DATASET RECORDS.
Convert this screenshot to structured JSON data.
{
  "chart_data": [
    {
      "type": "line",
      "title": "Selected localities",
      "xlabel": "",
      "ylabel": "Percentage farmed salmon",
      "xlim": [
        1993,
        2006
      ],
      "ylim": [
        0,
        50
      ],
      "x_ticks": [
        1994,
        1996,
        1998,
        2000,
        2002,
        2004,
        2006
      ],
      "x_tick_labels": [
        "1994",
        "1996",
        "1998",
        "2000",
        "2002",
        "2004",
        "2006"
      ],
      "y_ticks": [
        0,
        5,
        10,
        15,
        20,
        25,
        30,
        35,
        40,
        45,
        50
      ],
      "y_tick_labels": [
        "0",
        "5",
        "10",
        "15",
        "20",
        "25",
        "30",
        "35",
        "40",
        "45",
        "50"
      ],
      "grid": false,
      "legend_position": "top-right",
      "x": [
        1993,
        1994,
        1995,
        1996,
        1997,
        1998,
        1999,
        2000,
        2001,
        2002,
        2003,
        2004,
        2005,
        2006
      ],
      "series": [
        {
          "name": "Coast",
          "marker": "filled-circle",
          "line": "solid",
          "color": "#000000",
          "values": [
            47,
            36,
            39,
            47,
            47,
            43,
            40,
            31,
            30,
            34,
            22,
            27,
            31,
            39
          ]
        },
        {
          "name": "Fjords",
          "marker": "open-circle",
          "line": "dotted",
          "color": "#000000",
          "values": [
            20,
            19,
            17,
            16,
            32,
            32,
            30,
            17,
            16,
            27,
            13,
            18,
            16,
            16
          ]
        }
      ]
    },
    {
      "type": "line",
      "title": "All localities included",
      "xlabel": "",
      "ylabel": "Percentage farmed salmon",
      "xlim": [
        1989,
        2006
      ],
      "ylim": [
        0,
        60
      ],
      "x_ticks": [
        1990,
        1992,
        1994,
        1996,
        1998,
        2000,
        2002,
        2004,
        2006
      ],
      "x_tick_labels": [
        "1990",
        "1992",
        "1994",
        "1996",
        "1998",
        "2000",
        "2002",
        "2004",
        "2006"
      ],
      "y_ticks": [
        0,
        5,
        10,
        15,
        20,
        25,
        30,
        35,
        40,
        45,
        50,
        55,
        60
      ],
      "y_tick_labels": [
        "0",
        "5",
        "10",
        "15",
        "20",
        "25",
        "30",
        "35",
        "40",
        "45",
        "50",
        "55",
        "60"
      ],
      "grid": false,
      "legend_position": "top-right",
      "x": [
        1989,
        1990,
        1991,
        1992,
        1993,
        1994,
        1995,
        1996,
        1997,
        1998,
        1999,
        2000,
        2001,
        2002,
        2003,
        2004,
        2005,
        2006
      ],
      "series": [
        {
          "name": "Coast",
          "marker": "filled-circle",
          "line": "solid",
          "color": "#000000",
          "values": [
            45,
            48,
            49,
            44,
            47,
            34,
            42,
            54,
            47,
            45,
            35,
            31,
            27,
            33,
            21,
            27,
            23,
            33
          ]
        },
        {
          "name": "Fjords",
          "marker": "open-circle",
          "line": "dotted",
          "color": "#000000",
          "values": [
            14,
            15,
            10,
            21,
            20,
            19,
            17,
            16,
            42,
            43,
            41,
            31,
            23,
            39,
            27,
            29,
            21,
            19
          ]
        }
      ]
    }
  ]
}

YOUR TASK. Each entry above needs to be retyped exactly.

PROBLEM SOLUTION.
Convert this screenshot to structured JSON data.
{
  "chart_data": [
    {
      "type": "line",
      "title": "Selected localities",
      "xlabel": "",
      "ylabel": "Percentage farmed salmon",
      "xlim": [
        1993,
        2006
      ],
      "ylim": [
        0,
        50
      ],
      "x_ticks": [
        1994,
        1996,
        1998,
        2000,
        2002,
        2004,
        2006
      ],
      "x_tick_labels": [
        "1994",
        "1996",
        "1998",
        "2000",
        "2002",
        "2004",
        "2006"
      ],
      "y_ticks": [
        0,
        5,
        10,
        15,
        20,
        25,
        30,
        35,
        40,
        45,
        50
      ],
      "y_tick_labels": [
        "0",
        "5",
        "10",
        "15",
        "20",
        "25",
        "30",
        "35",
        "40",
        "45",
        "50"
      ],
      "grid": false,
      "legend_position": "top-right",
      "x": [
        1993,
        1994,
        1995,
        1996,
        1997,
        1998,
        1999,
        2000,
        2001,
        2002,
        2003,
        2004,
        2005,
        2006
      ],
      "series": [
        {
          "name": "Coast",
          "marker": "filled-circle",
          "line": "solid",
          "color": "#000000",
          "values": [
            47,
            36,
            39,
            47,
            47,
            43,
            40,
            31,
            30,
            34,
            22,
            27,
            31,
            39
          ]
        },
        {
          "name": "Fjords",
          "marker": "open-circle",
          "line": "dotted",
          "color": "#000000",
          "values": [
            20,
            19,
            17,
            16,
            32,
            32,
            30,
            17,
            16,
            27,
            13,
            18,
            16,
            16
          ]
        }
      ]
    },
    {
      "type": "line",
      "title": "All localities included",
      "xlabel": "",
      "ylabel": "Percentage farmed salmon",
      "xlim": [
        1989,
        2006
      ],
      "ylim": [
        0,
        60
      ],
      "x_ticks": [
        1990,
        1992,
        1994,
        1996,
        1998,
        2000,
        2002,
        2004,
        2006
      ],
      "x_tick_labels": [
        "1990",
        "1992",
        "1994",
        "1996",
        "1998",
        "2000",
        "2002",
        "2004",
        "2006"
      ],
      "y_ticks": [
        0,
        5,
        10,
        15,
        20,
        25,
        30,
        35,
        40,
        45,
        50,
        55,
        60
      ],
      "y_tick_labels": [
        "0",
        "5",
        "10",
        "15",
        "20",
        "25",
        "30",
        "35",
        "40",
        "45",
        "50",
        "55",
        "60"
      ],
      "grid": false,
      "legend_position": "top-right",
      "x": [
        1989,
        1990,
        1991,
        1992,
        1993,
        1994,
        1995,
        1996,
        1997,
        1998,
        1999,
        2000,
        2001,
        2002,
        2003,
        2004,
        2005,
        2006
      ],
      "series": [
        {
          "name": "Coast",
          "marker": "filled-circle",
          "line": "solid",
          "color": "#000000",
          "values": [
            45,
            48,
            49,
            44,
            47,
            34,
            42,
            54,
            47,
            45,
            35,
            31,
            27,
            33,
            21,
            27,
            23,
            33
          ]
        },
        {
          "name": "Fjords",
          "marker": "open-circle",
          "line": "dotted",
          "color": "#000000",
          "values": [
            14,
            15,
            10,
            21,
            20,
            19,
            17,
            16,
            42,
            43,
            41,
            31,
            23,
            39,
            27,
            29,
            21,
            19
          ]
        }
      ]
    }
  ]
}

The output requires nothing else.